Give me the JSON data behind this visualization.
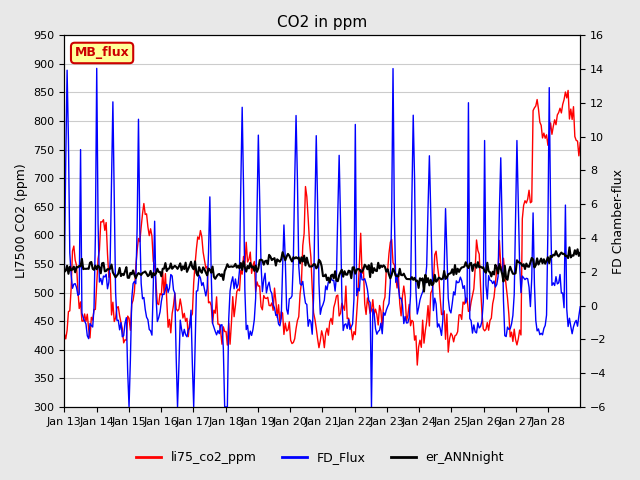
{
  "title": "CO2 in ppm",
  "ylabel_left": "LI7500 CO2 (ppm)",
  "ylabel_right": "FD Chamber-flux",
  "ylim_left": [
    300,
    950
  ],
  "ylim_right": [
    -6,
    16
  ],
  "yticks_left": [
    300,
    350,
    400,
    450,
    500,
    550,
    600,
    650,
    700,
    750,
    800,
    850,
    900,
    950
  ],
  "yticks_right": [
    -6,
    -4,
    -2,
    0,
    2,
    4,
    6,
    8,
    10,
    12,
    14,
    16
  ],
  "xticklabels": [
    "Jan 13",
    "Jan 14",
    "Jan 15",
    "Jan 16",
    "Jan 17",
    "Jan 18",
    "Jan 19",
    "Jan 20",
    "Jan 21",
    "Jan 22",
    "Jan 23",
    "Jan 24",
    "Jan 25",
    "Jan 26",
    "Jan 27",
    "Jan 28"
  ],
  "legend_labels": [
    "li75_co2_ppm",
    "FD_Flux",
    "er_ANNnight"
  ],
  "legend_colors": [
    "#ff0000",
    "#0000ff",
    "#000000"
  ],
  "color_co2": "#ff0000",
  "color_fd": "#0000ff",
  "color_ann": "#000000",
  "annotation_text": "MB_flux",
  "annotation_color": "#cc0000",
  "annotation_bg": "#ffff99",
  "background_color": "#e8e8e8",
  "plot_bg": "#ffffff",
  "linewidth_co2": 1.0,
  "linewidth_fd": 1.0,
  "linewidth_ann": 1.5
}
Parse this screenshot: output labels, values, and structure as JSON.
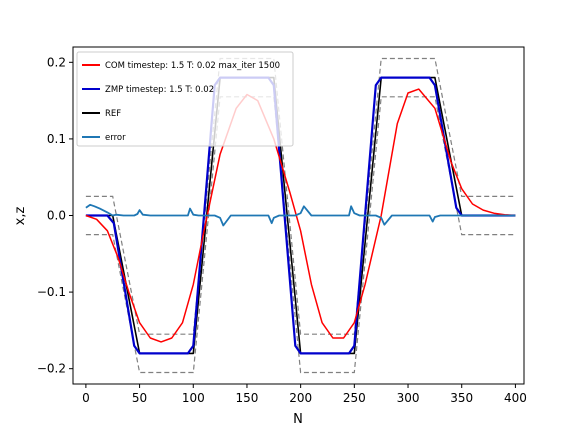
{
  "chart_data": {
    "type": "line",
    "title": "",
    "xlabel": "N",
    "ylabel": "x,z",
    "xlim": [
      -12,
      408
    ],
    "ylim": [
      -0.22,
      0.22
    ],
    "xticks": [
      0,
      50,
      100,
      150,
      200,
      250,
      300,
      350,
      400
    ],
    "yticks": [
      0.2,
      0.1,
      0.0,
      -0.1,
      -0.2
    ],
    "xtick_labels": [
      "0",
      "50",
      "100",
      "150",
      "200",
      "250",
      "300",
      "350",
      "400"
    ],
    "ytick_labels": [
      "0.2",
      "0.1",
      "0.0",
      "−0.1",
      "−0.2"
    ],
    "grid": false,
    "legend_position": "upper-left",
    "series": [
      {
        "name": "COM  timestep: 1.5 T: 0.02 max_iter 1500",
        "color": "#ff0000",
        "style": "solid",
        "x": [
          0,
          10,
          20,
          30,
          40,
          50,
          60,
          70,
          80,
          90,
          100,
          110,
          125,
          140,
          150,
          160,
          175,
          190,
          200,
          210,
          220,
          230,
          240,
          250,
          260,
          275,
          290,
          300,
          310,
          325,
          340,
          350,
          360,
          370,
          380,
          390,
          400
        ],
        "y": [
          0.0,
          -0.005,
          -0.02,
          -0.055,
          -0.1,
          -0.14,
          -0.16,
          -0.165,
          -0.16,
          -0.14,
          -0.09,
          -0.02,
          0.08,
          0.14,
          0.158,
          0.15,
          0.1,
          0.03,
          -0.02,
          -0.09,
          -0.14,
          -0.16,
          -0.16,
          -0.14,
          -0.09,
          0.0,
          0.12,
          0.16,
          0.165,
          0.14,
          0.07,
          0.035,
          0.015,
          0.007,
          0.003,
          0.001,
          0.0
        ]
      },
      {
        "name": "ZMP  timestep: 1.5 T: 0.02",
        "color": "#0000cc",
        "style": "solid",
        "x": [
          0,
          20,
          26,
          45,
          50,
          95,
          100,
          120,
          125,
          170,
          175,
          195,
          200,
          245,
          250,
          270,
          275,
          320,
          325,
          345,
          350,
          400
        ],
        "y": [
          0.0,
          0.0,
          -0.01,
          -0.17,
          -0.18,
          -0.18,
          -0.17,
          0.17,
          0.18,
          0.18,
          0.17,
          -0.17,
          -0.18,
          -0.18,
          -0.17,
          0.17,
          0.18,
          0.18,
          0.17,
          0.01,
          0.0,
          0.0
        ]
      },
      {
        "name": "REF",
        "color": "#000000",
        "style": "solid",
        "x": [
          0,
          25,
          50,
          100,
          125,
          175,
          200,
          250,
          275,
          325,
          350,
          400
        ],
        "y": [
          0.0,
          0.0,
          -0.18,
          -0.18,
          0.18,
          0.18,
          -0.18,
          -0.18,
          0.18,
          0.18,
          0.0,
          0.0
        ]
      },
      {
        "name": "error",
        "color": "#1f77b4",
        "style": "solid",
        "x": [
          0,
          4,
          8,
          13,
          20,
          25,
          28,
          35,
          45,
          48,
          50,
          53,
          60,
          95,
          97,
          100,
          105,
          120,
          125,
          128,
          135,
          170,
          173,
          175,
          180,
          195,
          200,
          203,
          210,
          245,
          247,
          250,
          255,
          270,
          275,
          278,
          285,
          320,
          323,
          325,
          330,
          345,
          350,
          400
        ],
        "y": [
          0.01,
          0.014,
          0.012,
          0.009,
          0.004,
          0.0,
          0.001,
          0.0,
          0.0,
          0.002,
          0.007,
          0.001,
          0.0,
          0.0,
          0.009,
          0.001,
          0.0,
          0.0,
          -0.003,
          -0.013,
          0.0,
          0.0,
          -0.01,
          -0.003,
          0.0,
          0.0,
          0.003,
          0.012,
          0.0,
          0.0,
          0.012,
          0.003,
          0.0,
          0.0,
          -0.003,
          -0.012,
          0.0,
          0.0,
          -0.008,
          -0.002,
          0.0,
          0.0,
          0.0,
          0.0
        ]
      }
    ],
    "bounds": {
      "color": "#808080",
      "style": "dashed",
      "upper": {
        "x": [
          0,
          25,
          50,
          100,
          125,
          175,
          200,
          250,
          275,
          325,
          350,
          400
        ],
        "y": [
          0.025,
          0.025,
          -0.155,
          -0.155,
          0.205,
          0.205,
          -0.155,
          -0.155,
          0.205,
          0.205,
          0.025,
          0.025
        ]
      },
      "lower": {
        "x": [
          0,
          25,
          50,
          100,
          125,
          175,
          200,
          250,
          275,
          325,
          350,
          400
        ],
        "y": [
          -0.025,
          -0.025,
          -0.205,
          -0.205,
          0.155,
          0.155,
          -0.205,
          -0.205,
          0.155,
          0.155,
          -0.025,
          -0.025
        ]
      }
    }
  }
}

## The problem
Copy the material shown above in full and exactly. Skip the pictures.

## Solution for this exercise
Give me the JSON data behind this visualization.
{
  "title": "CO2 in ppm",
  "ylabel_left": "LI7500 CO2 (ppm)",
  "ylabel_right": "FD Chamber-flux",
  "ylim_left": [
    300,
    950
  ],
  "ylim_right": [
    -6,
    16
  ],
  "yticks_left": [
    300,
    350,
    400,
    450,
    500,
    550,
    600,
    650,
    700,
    750,
    800,
    850,
    900,
    950
  ],
  "yticks_right": [
    -6,
    -4,
    -2,
    0,
    2,
    4,
    6,
    8,
    10,
    12,
    14,
    16
  ],
  "xticklabels": [
    "Jan 13",
    "Jan 14",
    "Jan 15",
    "Jan 16",
    "Jan 17",
    "Jan 18",
    "Jan 19",
    "Jan 20",
    "Jan 21",
    "Jan 22",
    "Jan 23",
    "Jan 24",
    "Jan 25",
    "Jan 26",
    "Jan 27",
    "Jan 28"
  ],
  "legend_labels": [
    "li75_co2_ppm",
    "FD_Flux",
    "er_ANNnight"
  ],
  "legend_colors": [
    "#ff0000",
    "#0000ff",
    "#000000"
  ],
  "color_co2": "#ff0000",
  "color_fd": "#0000ff",
  "color_ann": "#000000",
  "annotation_text": "MB_flux",
  "annotation_color": "#cc0000",
  "annotation_bg": "#ffff99",
  "background_color": "#e8e8e8",
  "plot_bg": "#ffffff",
  "linewidth_co2": 1.0,
  "linewidth_fd": 1.0,
  "linewidth_ann": 1.5
}
Parse this screenshot: output labels, values, and structure as JSON.
{
  "chart_data": {
    "type": "line",
    "title": "",
    "xlabel": "N",
    "ylabel": "x,z",
    "xlim": [
      -12,
      408
    ],
    "ylim": [
      -0.22,
      0.22
    ],
    "xticks": [
      0,
      50,
      100,
      150,
      200,
      250,
      300,
      350,
      400
    ],
    "yticks": [
      0.2,
      0.1,
      0.0,
      -0.1,
      -0.2
    ],
    "xtick_labels": [
      "0",
      "50",
      "100",
      "150",
      "200",
      "250",
      "300",
      "350",
      "400"
    ],
    "ytick_labels": [
      "0.2",
      "0.1",
      "0.0",
      "−0.1",
      "−0.2"
    ],
    "grid": false,
    "legend_position": "upper-left",
    "series": [
      {
        "name": "COM  timestep: 1.5 T: 0.02 max_iter 1500",
        "color": "#ff0000",
        "style": "solid",
        "x": [
          0,
          10,
          20,
          30,
          40,
          50,
          60,
          70,
          80,
          90,
          100,
          110,
          125,
          140,
          150,
          160,
          175,
          190,
          200,
          210,
          220,
          230,
          240,
          250,
          260,
          275,
          290,
          300,
          310,
          325,
          340,
          350,
          360,
          370,
          380,
          390,
          400
        ],
        "y": [
          0.0,
          -0.005,
          -0.02,
          -0.055,
          -0.1,
          -0.14,
          -0.16,
          -0.165,
          -0.16,
          -0.14,
          -0.09,
          -0.02,
          0.08,
          0.14,
          0.158,
          0.15,
          0.1,
          0.03,
          -0.02,
          -0.09,
          -0.14,
          -0.16,
          -0.16,
          -0.14,
          -0.09,
          0.0,
          0.12,
          0.16,
          0.165,
          0.14,
          0.07,
          0.035,
          0.015,
          0.007,
          0.003,
          0.001,
          0.0
        ]
      },
      {
        "name": "ZMP  timestep: 1.5 T: 0.02",
        "color": "#0000cc",
        "style": "solid",
        "x": [
          0,
          20,
          26,
          45,
          50,
          95,
          100,
          120,
          125,
          170,
          175,
          195,
          200,
          245,
          250,
          270,
          275,
          320,
          325,
          345,
          350,
          400
        ],
        "y": [
          0.0,
          0.0,
          -0.01,
          -0.17,
          -0.18,
          -0.18,
          -0.17,
          0.17,
          0.18,
          0.18,
          0.17,
          -0.17,
          -0.18,
          -0.18,
          -0.17,
          0.17,
          0.18,
          0.18,
          0.17,
          0.01,
          0.0,
          0.0
        ]
      },
      {
        "name": "REF",
        "color": "#000000",
        "style": "solid",
        "x": [
          0,
          25,
          50,
          100,
          125,
          175,
          200,
          250,
          275,
          325,
          350,
          400
        ],
        "y": [
          0.0,
          0.0,
          -0.18,
          -0.18,
          0.18,
          0.18,
          -0.18,
          -0.18,
          0.18,
          0.18,
          0.0,
          0.0
        ]
      },
      {
        "name": "error",
        "color": "#1f77b4",
        "style": "solid",
        "x": [
          0,
          4,
          8,
          13,
          20,
          25,
          28,
          35,
          45,
          48,
          50,
          53,
          60,
          95,
          97,
          100,
          105,
          120,
          125,
          128,
          135,
          170,
          173,
          175,
          180,
          195,
          200,
          203,
          210,
          245,
          247,
          250,
          255,
          270,
          275,
          278,
          285,
          320,
          323,
          325,
          330,
          345,
          350,
          400
        ],
        "y": [
          0.01,
          0.014,
          0.012,
          0.009,
          0.004,
          0.0,
          0.001,
          0.0,
          0.0,
          0.002,
          0.007,
          0.001,
          0.0,
          0.0,
          0.009,
          0.001,
          0.0,
          0.0,
          -0.003,
          -0.013,
          0.0,
          0.0,
          -0.01,
          -0.003,
          0.0,
          0.0,
          0.003,
          0.012,
          0.0,
          0.0,
          0.012,
          0.003,
          0.0,
          0.0,
          -0.003,
          -0.012,
          0.0,
          0.0,
          -0.008,
          -0.002,
          0.0,
          0.0,
          0.0,
          0.0
        ]
      }
    ],
    "bounds": {
      "color": "#808080",
      "style": "dashed",
      "upper": {
        "x": [
          0,
          25,
          50,
          100,
          125,
          175,
          200,
          250,
          275,
          325,
          350,
          400
        ],
        "y": [
          0.025,
          0.025,
          -0.155,
          -0.155,
          0.205,
          0.205,
          -0.155,
          -0.155,
          0.205,
          0.205,
          0.025,
          0.025
        ]
      },
      "lower": {
        "x": [
          0,
          25,
          50,
          100,
          125,
          175,
          200,
          250,
          275,
          325,
          350,
          400
        ],
        "y": [
          -0.025,
          -0.025,
          -0.205,
          -0.205,
          0.155,
          0.155,
          -0.205,
          -0.205,
          0.155,
          0.155,
          -0.025,
          -0.025
        ]
      }
    }
  }
}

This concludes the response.